> What you have to do:
Give every line from the entries that contains "this".

(Records from a collection)
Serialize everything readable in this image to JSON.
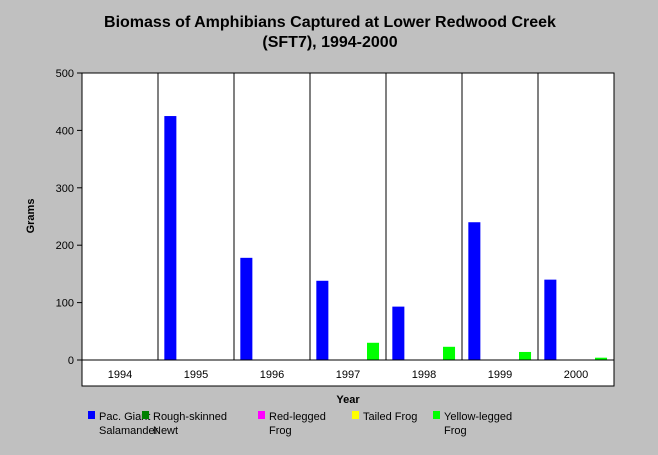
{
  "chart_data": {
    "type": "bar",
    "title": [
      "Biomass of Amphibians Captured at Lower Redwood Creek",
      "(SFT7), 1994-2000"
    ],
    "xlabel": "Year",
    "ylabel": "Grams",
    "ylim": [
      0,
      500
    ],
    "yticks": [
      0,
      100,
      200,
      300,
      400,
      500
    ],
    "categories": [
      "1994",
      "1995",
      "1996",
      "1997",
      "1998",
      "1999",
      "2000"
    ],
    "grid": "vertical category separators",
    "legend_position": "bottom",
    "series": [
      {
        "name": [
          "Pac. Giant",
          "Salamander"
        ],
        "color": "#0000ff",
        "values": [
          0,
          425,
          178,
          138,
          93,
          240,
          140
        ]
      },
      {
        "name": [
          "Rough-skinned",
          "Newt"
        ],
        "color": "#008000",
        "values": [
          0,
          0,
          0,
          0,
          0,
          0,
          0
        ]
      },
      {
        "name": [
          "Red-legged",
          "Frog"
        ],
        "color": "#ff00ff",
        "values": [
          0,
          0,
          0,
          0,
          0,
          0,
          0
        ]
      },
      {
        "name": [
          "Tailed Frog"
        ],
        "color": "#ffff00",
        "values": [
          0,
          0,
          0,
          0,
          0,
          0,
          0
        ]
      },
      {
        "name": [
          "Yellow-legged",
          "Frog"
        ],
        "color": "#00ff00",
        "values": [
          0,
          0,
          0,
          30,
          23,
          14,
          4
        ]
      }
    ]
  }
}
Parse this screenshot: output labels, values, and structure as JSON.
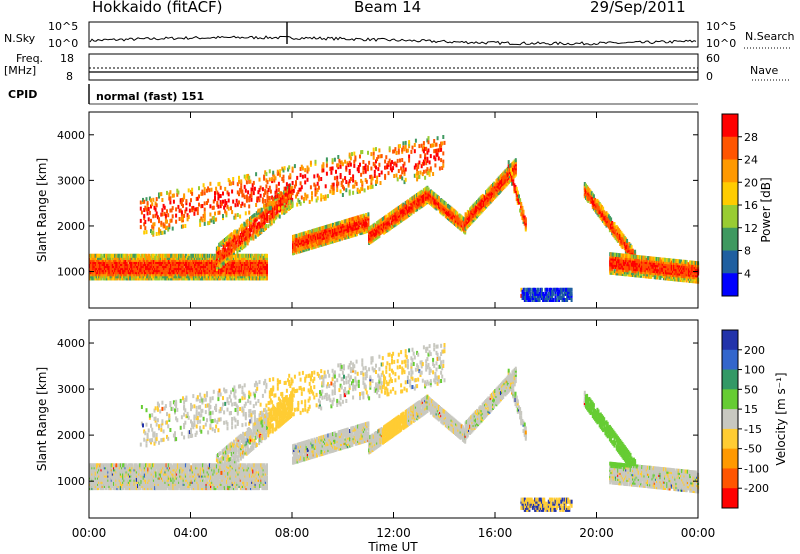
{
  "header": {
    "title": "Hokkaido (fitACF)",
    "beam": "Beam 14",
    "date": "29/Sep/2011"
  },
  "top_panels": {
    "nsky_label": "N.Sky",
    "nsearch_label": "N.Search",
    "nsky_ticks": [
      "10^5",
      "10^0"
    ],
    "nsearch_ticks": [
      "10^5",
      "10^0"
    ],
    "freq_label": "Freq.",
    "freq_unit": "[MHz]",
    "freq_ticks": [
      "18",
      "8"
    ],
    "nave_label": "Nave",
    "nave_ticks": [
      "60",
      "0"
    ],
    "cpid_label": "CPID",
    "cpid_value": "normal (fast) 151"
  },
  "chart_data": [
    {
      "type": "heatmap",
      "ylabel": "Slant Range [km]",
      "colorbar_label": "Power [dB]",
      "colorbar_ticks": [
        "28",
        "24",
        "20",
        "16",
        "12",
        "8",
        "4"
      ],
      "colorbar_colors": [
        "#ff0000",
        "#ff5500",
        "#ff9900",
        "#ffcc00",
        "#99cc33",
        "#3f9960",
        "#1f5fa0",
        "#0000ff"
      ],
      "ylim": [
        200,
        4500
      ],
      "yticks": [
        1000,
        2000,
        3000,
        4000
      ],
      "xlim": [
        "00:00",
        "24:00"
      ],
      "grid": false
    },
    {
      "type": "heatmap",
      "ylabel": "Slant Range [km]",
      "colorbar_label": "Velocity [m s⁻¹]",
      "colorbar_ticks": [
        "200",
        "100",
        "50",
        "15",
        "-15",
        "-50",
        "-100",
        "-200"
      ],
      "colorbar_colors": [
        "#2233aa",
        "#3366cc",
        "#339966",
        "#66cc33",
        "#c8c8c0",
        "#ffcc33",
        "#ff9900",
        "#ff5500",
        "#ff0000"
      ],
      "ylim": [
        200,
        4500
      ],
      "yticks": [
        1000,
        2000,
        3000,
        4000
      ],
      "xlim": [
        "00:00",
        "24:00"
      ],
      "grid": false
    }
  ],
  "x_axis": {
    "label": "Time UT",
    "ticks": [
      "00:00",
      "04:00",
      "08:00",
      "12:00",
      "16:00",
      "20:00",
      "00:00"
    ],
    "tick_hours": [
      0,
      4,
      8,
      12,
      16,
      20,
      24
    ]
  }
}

...

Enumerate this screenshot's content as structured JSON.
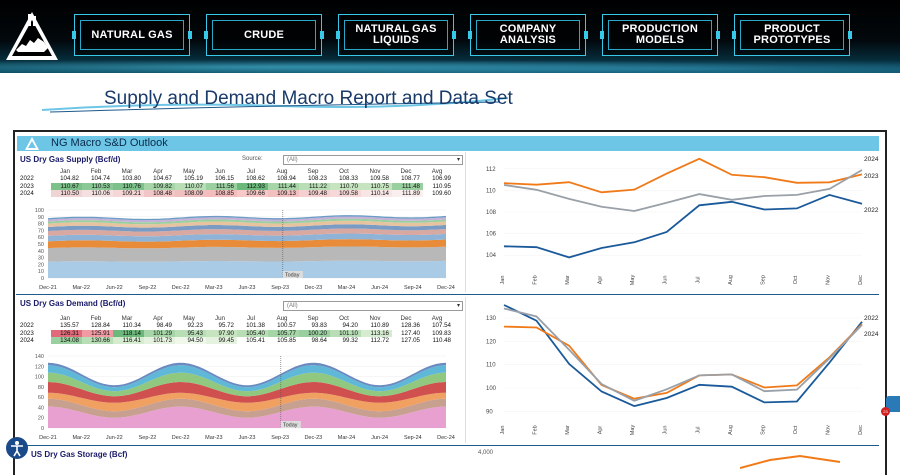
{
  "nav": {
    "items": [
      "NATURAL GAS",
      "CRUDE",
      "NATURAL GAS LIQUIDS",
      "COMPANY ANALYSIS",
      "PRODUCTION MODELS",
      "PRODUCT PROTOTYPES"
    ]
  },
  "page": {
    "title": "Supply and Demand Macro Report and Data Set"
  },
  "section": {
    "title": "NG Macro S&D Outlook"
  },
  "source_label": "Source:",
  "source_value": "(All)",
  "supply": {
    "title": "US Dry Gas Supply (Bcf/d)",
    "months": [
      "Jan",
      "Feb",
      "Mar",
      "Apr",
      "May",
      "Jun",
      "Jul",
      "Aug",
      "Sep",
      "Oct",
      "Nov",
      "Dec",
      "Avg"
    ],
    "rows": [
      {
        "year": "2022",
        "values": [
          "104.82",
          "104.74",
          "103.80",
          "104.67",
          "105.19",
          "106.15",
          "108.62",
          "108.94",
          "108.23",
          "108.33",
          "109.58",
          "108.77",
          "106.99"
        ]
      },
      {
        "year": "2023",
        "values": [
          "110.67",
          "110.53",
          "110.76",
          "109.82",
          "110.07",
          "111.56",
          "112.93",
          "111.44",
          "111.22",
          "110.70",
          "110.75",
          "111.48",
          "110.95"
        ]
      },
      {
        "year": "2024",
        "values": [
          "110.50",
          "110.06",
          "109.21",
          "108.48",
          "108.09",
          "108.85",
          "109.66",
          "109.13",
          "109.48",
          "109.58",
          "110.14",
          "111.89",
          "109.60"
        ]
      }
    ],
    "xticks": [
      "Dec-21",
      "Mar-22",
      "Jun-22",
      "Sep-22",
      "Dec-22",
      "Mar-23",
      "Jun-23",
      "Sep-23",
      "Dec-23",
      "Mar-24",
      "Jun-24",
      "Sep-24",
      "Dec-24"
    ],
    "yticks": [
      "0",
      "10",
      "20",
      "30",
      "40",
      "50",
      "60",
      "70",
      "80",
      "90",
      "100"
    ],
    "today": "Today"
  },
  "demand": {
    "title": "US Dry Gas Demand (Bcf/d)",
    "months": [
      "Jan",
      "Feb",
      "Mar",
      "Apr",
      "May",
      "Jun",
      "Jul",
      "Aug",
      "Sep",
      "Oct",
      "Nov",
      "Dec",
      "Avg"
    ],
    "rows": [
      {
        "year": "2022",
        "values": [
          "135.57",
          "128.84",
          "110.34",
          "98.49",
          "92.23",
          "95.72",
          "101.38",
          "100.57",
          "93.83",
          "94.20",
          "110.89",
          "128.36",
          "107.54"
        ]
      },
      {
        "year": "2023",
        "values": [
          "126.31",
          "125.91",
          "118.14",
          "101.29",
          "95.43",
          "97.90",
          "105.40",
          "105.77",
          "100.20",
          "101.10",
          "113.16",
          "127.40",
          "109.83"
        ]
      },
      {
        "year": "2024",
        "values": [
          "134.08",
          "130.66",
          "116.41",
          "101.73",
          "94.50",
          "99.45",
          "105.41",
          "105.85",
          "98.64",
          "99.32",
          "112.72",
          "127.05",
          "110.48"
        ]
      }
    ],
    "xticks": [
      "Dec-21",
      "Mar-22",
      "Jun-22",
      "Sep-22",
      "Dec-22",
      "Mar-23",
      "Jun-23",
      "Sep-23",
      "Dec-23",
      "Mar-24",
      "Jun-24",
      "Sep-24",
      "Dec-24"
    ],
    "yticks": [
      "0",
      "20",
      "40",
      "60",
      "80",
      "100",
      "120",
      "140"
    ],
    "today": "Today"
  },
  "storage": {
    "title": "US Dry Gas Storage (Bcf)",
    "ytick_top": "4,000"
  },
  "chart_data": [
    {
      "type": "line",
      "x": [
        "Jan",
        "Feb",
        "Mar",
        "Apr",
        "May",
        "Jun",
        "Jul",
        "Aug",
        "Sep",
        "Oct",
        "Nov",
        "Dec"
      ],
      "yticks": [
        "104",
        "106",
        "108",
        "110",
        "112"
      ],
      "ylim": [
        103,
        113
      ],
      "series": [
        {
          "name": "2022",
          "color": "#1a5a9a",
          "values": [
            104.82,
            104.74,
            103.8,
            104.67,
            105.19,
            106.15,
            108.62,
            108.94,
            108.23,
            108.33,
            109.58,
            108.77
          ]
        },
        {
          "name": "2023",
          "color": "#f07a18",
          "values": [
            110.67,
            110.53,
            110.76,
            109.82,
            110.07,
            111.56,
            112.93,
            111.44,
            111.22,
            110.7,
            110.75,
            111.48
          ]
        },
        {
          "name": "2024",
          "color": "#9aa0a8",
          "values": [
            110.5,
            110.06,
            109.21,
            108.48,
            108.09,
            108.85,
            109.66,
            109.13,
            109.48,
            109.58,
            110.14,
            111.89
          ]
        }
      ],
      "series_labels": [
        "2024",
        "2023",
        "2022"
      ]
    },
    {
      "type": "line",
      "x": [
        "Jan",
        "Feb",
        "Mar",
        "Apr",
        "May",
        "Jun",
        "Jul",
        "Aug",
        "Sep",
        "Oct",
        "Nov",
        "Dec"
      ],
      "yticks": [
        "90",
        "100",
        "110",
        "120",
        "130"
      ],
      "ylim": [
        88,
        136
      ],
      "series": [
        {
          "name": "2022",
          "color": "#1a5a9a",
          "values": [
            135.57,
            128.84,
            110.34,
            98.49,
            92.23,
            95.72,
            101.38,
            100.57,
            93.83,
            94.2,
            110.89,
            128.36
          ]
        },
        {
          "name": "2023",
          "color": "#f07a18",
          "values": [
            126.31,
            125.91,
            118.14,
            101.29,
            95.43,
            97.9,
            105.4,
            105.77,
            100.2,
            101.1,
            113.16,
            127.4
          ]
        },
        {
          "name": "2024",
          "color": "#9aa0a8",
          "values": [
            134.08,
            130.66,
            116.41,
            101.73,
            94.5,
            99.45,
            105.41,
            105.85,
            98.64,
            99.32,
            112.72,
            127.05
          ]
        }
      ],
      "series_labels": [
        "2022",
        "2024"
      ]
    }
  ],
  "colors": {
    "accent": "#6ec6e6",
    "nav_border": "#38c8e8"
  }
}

> Expected answer:
Serialize everything readable in this image to JSON.
Parse this screenshot: output labels, values, and structure as JSON.
Enumerate this screenshot's content as structured JSON.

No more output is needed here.